▶ _EXERCISE INSTRUCTIONS_:
The records below are to be copied word for word, with every picture left out.

- - - - - - -

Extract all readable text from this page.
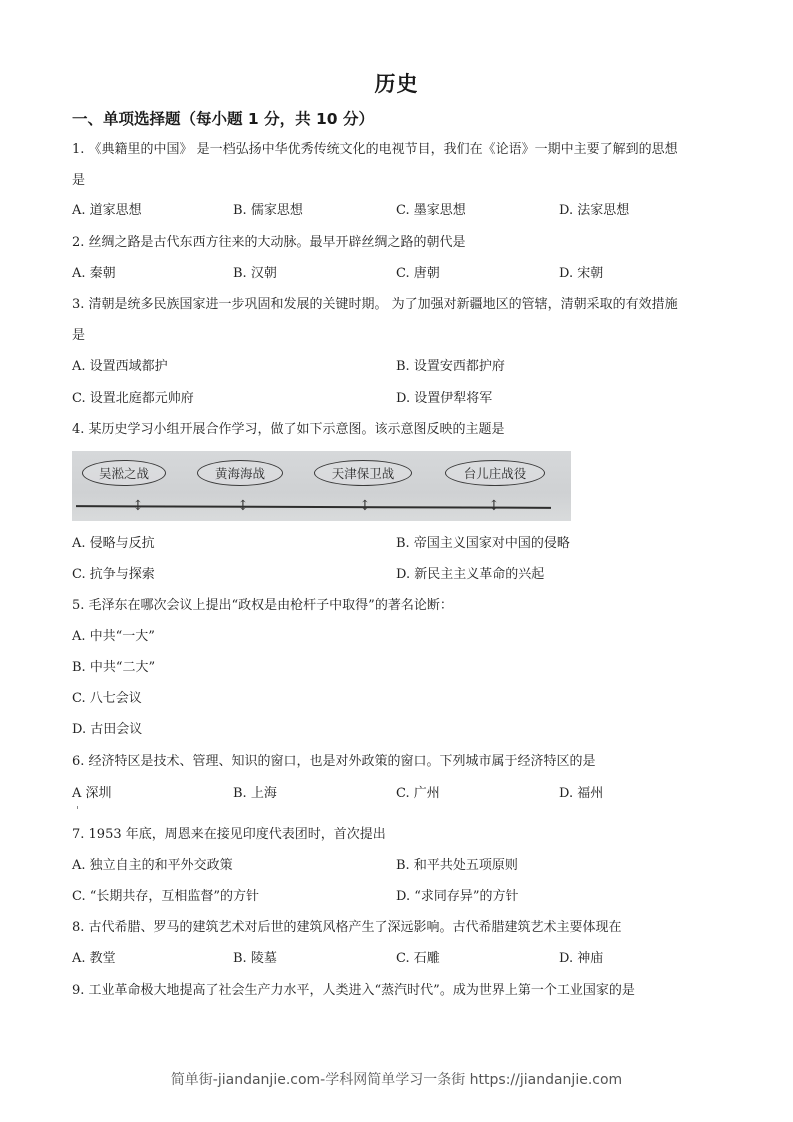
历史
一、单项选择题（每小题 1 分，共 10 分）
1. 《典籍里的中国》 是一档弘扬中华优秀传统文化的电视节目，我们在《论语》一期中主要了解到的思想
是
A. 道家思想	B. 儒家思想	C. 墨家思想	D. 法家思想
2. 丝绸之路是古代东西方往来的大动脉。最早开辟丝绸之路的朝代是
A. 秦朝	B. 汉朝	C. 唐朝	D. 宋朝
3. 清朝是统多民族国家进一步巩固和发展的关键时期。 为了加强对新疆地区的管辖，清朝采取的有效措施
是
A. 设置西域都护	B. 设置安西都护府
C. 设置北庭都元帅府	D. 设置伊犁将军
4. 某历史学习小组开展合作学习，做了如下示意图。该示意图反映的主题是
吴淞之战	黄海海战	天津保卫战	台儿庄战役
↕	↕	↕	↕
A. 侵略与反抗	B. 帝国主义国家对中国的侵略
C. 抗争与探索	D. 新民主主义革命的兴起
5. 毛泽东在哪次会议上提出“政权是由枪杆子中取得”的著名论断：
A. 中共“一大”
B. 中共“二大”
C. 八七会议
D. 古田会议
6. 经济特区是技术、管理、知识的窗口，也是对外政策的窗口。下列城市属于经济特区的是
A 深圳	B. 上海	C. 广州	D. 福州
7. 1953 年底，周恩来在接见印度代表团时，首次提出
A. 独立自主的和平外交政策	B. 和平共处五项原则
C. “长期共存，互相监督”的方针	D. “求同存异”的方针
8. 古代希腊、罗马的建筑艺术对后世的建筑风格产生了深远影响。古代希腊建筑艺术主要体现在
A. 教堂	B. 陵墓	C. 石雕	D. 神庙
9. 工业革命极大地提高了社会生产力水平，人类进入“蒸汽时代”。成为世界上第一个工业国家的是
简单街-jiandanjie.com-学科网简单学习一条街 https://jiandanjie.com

- - - - - - -

▶ _EXERCISE RESULT_:
Extract all readable text from this page.
历史
一、单项选择题（每小题 1 分，共 10 分）
1. 《典籍里的中国》 是一档弘扬中华优秀传统文化的电视节目，我们在《论语》一期中主要了解到的思想
是
A. 道家思想	B. 儒家思想	C. 墨家思想	D. 法家思想
2. 丝绸之路是古代东西方往来的大动脉。最早开辟丝绸之路的朝代是
A. 秦朝	B. 汉朝	C. 唐朝	D. 宋朝
3. 清朝是统多民族国家进一步巩固和发展的关键时期。 为了加强对新疆地区的管辖，清朝采取的有效措施
是
A. 设置西域都护	B. 设置安西都护府
C. 设置北庭都元帅府	D. 设置伊犁将军
4. 某历史学习小组开展合作学习，做了如下示意图。该示意图反映的主题是
吴淞之战	黄海海战	天津保卫战	台儿庄战役
↕	↕	↕	↕
A. 侵略与反抗	B. 帝国主义国家对中国的侵略
C. 抗争与探索	D. 新民主主义革命的兴起
5. 毛泽东在哪次会议上提出“政权是由枪杆子中取得”的著名论断：
A. 中共“一大”
B. 中共“二大”
C. 八七会议
D. 古田会议
6. 经济特区是技术、管理、知识的窗口，也是对外政策的窗口。下列城市属于经济特区的是
A 深圳	B. 上海	C. 广州	D. 福州
7. 1953 年底，周恩来在接见印度代表团时，首次提出
A. 独立自主的和平外交政策	B. 和平共处五项原则
C. “长期共存，互相监督”的方针	D. “求同存异”的方针
8. 古代希腊、罗马的建筑艺术对后世的建筑风格产生了深远影响。古代希腊建筑艺术主要体现在
A. 教堂	B. 陵墓	C. 石雕	D. 神庙
9. 工业革命极大地提高了社会生产力水平，人类进入“蒸汽时代”。成为世界上第一个工业国家的是
简单街-jiandanjie.com-学科网简单学习一条街 https://jiandanjie.com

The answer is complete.